* **Aim**
Can you reproduce every line of the entries below word for word, leaving out the pictures?

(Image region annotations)
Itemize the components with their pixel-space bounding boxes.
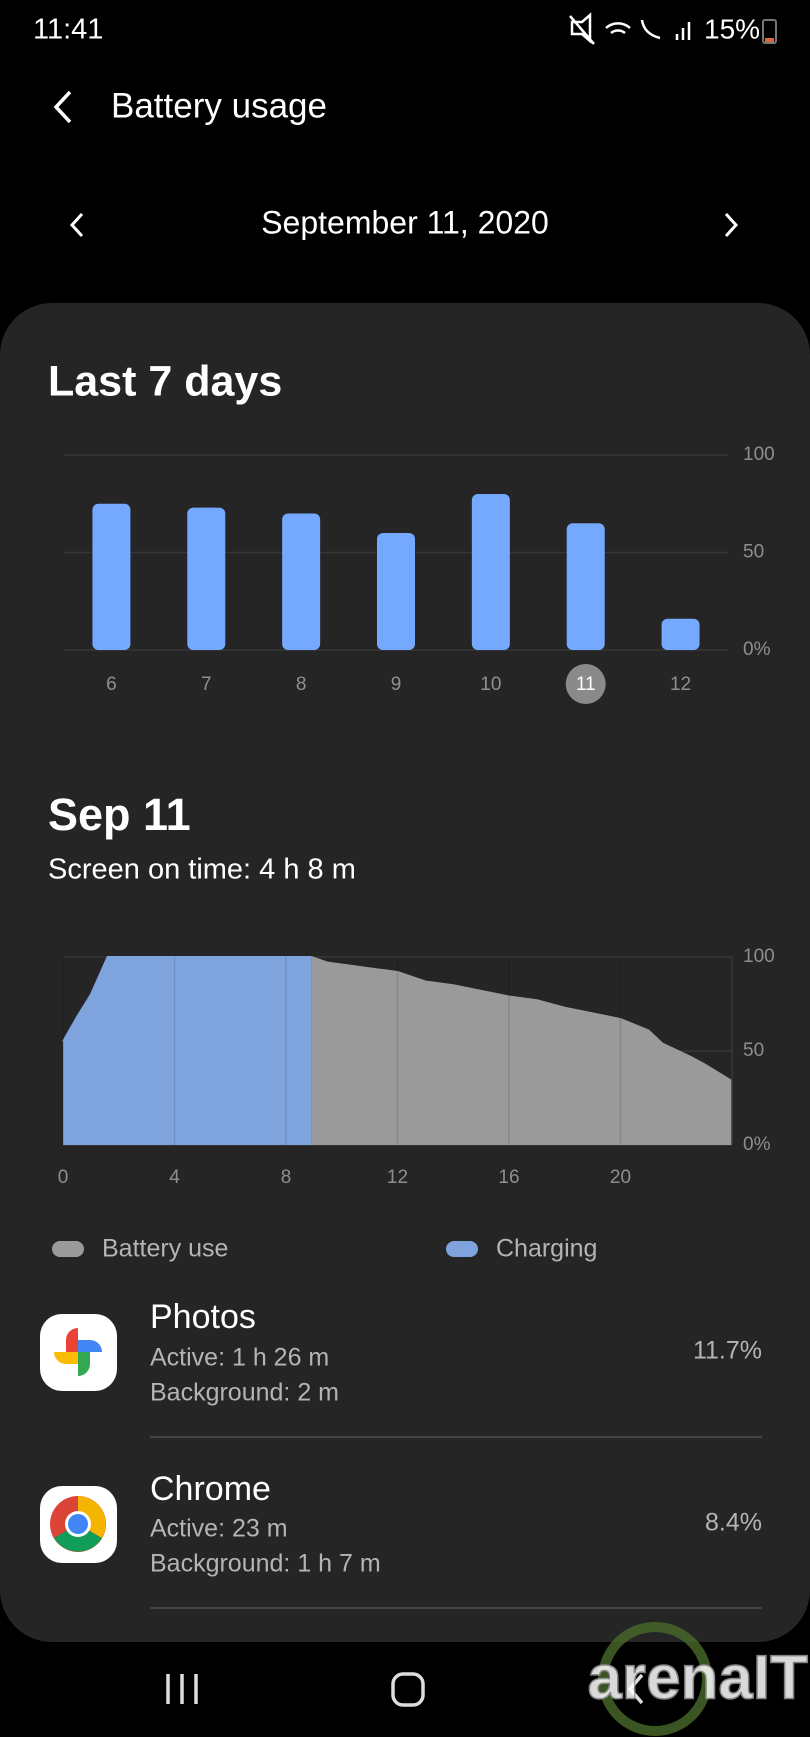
x-tick-label: 12 xyxy=(387,1167,408,1188)
bar xyxy=(282,513,321,650)
app-name: Photos xyxy=(150,1298,256,1336)
battery-icon xyxy=(762,19,777,44)
app-percent: 11.7% xyxy=(693,1337,762,1365)
chart-subtitle: Screen on time: 4 h 8 m xyxy=(48,854,356,886)
bar xyxy=(471,494,510,650)
area-fill xyxy=(63,957,312,1145)
y-tick-label: 100 xyxy=(743,444,775,465)
bar xyxy=(92,503,131,650)
legend-swatch xyxy=(52,1241,84,1257)
y-tick-label: 0% xyxy=(743,1134,771,1155)
prev-date[interactable] xyxy=(69,212,84,238)
status-icons xyxy=(569,12,691,45)
chart-title: Last 7 days xyxy=(48,357,282,405)
x-tick-label: 8 xyxy=(296,674,307,695)
header-title: Battery usage xyxy=(111,86,327,125)
area-line xyxy=(62,956,312,1043)
area-fill xyxy=(311,957,732,1145)
y-tick-label: 50 xyxy=(743,1040,764,1061)
x-tick-label: 12 xyxy=(670,674,691,695)
area-line xyxy=(310,956,733,1082)
bar xyxy=(661,618,700,650)
nav-recents[interactable] xyxy=(166,1674,198,1704)
legend-label: Battery use xyxy=(102,1235,228,1263)
x-tick-label: 0 xyxy=(58,1167,69,1188)
chrome-logo xyxy=(50,1496,106,1552)
back-button[interactable] xyxy=(53,90,72,124)
status-time: 11:41 xyxy=(33,14,103,46)
next-date[interactable] xyxy=(724,212,739,238)
bar xyxy=(187,507,226,650)
watermark: arenaIT xyxy=(587,1643,808,1712)
app-percent: 8.4% xyxy=(705,1509,762,1537)
chart-title: Sep 11 xyxy=(48,789,191,840)
bar xyxy=(377,533,415,650)
x-tick-label: 8 xyxy=(281,1167,292,1188)
app-active: Active: 1 h 26 m xyxy=(150,1344,329,1372)
x-tick-label: 4 xyxy=(169,1167,180,1188)
app-row[interactable]: Chrome Active: 23 m Background: 1 h 7 m … xyxy=(40,1470,762,1578)
app-active: Active: 23 m xyxy=(150,1515,288,1543)
legend-swatch xyxy=(446,1241,478,1257)
y-tick-label: 100 xyxy=(743,946,775,967)
status-battery: 15% xyxy=(704,13,760,44)
watermark-ring xyxy=(598,1622,712,1736)
x-tick-label: 9 xyxy=(391,674,402,695)
app-background: Background: 1 h 7 m xyxy=(150,1550,381,1578)
y-tick-label: 0% xyxy=(743,639,771,660)
legend-label: Charging xyxy=(496,1235,597,1263)
date: September 11, 2020 xyxy=(261,204,549,240)
nav-home[interactable] xyxy=(391,1672,425,1707)
x-tick-label: 7 xyxy=(201,674,212,695)
selected-day xyxy=(565,664,606,704)
x-tick-label: 20 xyxy=(610,1167,631,1188)
x-tick-label: 16 xyxy=(498,1167,519,1188)
battery-level xyxy=(765,38,774,42)
y-tick-label: 50 xyxy=(743,542,764,563)
app-name: Chrome xyxy=(150,1470,271,1508)
x-tick-label: 6 xyxy=(106,674,117,695)
photos-pinwheel xyxy=(54,1328,102,1376)
nav-back[interactable] xyxy=(627,1673,644,1705)
x-tick-label: 11 xyxy=(576,674,596,695)
bar xyxy=(566,523,605,650)
x-tick-label: 10 xyxy=(480,674,501,695)
app-row[interactable]: Photos Active: 1 h 26 m Background: 2 m … xyxy=(40,1298,762,1407)
app-background: Background: 2 m xyxy=(150,1379,339,1407)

* **Answer to this task**
Itemize the components with their pixel-space bounding boxes.
x-tick-label: 12 xyxy=(387,1167,408,1188)
bar xyxy=(282,513,321,650)
app-name: Photos xyxy=(150,1298,256,1336)
battery-icon xyxy=(762,19,777,44)
app-percent: 11.7% xyxy=(693,1337,762,1365)
chart-subtitle: Screen on time: 4 h 8 m xyxy=(48,854,356,886)
bar xyxy=(471,494,510,650)
area-fill xyxy=(63,957,312,1145)
y-tick-label: 100 xyxy=(743,444,775,465)
bar xyxy=(92,503,131,650)
legend-swatch xyxy=(52,1241,84,1257)
y-tick-label: 0% xyxy=(743,1134,771,1155)
prev-date[interactable] xyxy=(69,212,84,238)
status-icons xyxy=(569,12,691,45)
chart-title: Last 7 days xyxy=(48,357,282,405)
x-tick-label: 8 xyxy=(296,674,307,695)
header-title: Battery usage xyxy=(111,86,327,125)
area-line xyxy=(62,956,312,1043)
area-fill xyxy=(311,957,732,1145)
y-tick-label: 50 xyxy=(743,1040,764,1061)
x-tick-label: 12 xyxy=(670,674,691,695)
area-line xyxy=(310,956,733,1082)
bar xyxy=(661,618,700,650)
nav-recents[interactable] xyxy=(166,1674,198,1704)
legend-label: Battery use xyxy=(102,1235,228,1263)
x-tick-label: 0 xyxy=(58,1167,69,1188)
chrome-logo xyxy=(50,1496,106,1552)
back-button[interactable] xyxy=(53,90,72,124)
status-time: 11:41 xyxy=(33,14,103,46)
next-date[interactable] xyxy=(724,212,739,238)
bar xyxy=(187,507,226,650)
watermark: arenaIT xyxy=(587,1643,808,1712)
app-percent: 8.4% xyxy=(705,1509,762,1537)
chart-title: Sep 11 xyxy=(48,789,191,840)
bar xyxy=(377,533,415,650)
x-tick-label: 8 xyxy=(281,1167,292,1188)
app-active: Active: 1 h 26 m xyxy=(150,1344,329,1372)
x-tick-label: 4 xyxy=(169,1167,180,1188)
app-row[interactable]: Chrome Active: 23 m Background: 1 h 7 m … xyxy=(40,1470,762,1578)
app-active: Active: 23 m xyxy=(150,1515,288,1543)
legend-swatch xyxy=(446,1241,478,1257)
y-tick-label: 100 xyxy=(743,946,775,967)
status-battery: 15% xyxy=(704,13,760,44)
watermark-ring xyxy=(598,1622,712,1736)
x-tick-label: 9 xyxy=(391,674,402,695)
app-background: Background: 1 h 7 m xyxy=(150,1550,381,1578)
y-tick-label: 0% xyxy=(743,639,771,660)
legend-label: Charging xyxy=(496,1235,597,1263)
date: September 11, 2020 xyxy=(261,204,549,240)
nav-home[interactable] xyxy=(391,1672,425,1707)
x-tick-label: 7 xyxy=(201,674,212,695)
selected-day xyxy=(565,664,606,704)
x-tick-label: 20 xyxy=(610,1167,631,1188)
x-tick-label: 16 xyxy=(498,1167,519,1188)
battery-level xyxy=(765,38,774,42)
y-tick-label: 50 xyxy=(743,542,764,563)
app-name: Chrome xyxy=(150,1470,271,1508)
x-tick-label: 6 xyxy=(106,674,117,695)
photos-pinwheel xyxy=(54,1328,102,1376)
nav-back[interactable] xyxy=(627,1673,644,1705)
x-tick-label: 11 xyxy=(576,674,596,695)
bar xyxy=(566,523,605,650)
x-tick-label: 10 xyxy=(480,674,501,695)
app-row[interactable]: Photos Active: 1 h 26 m Background: 2 m … xyxy=(40,1298,762,1407)
app-background: Background: 2 m xyxy=(150,1379,339,1407)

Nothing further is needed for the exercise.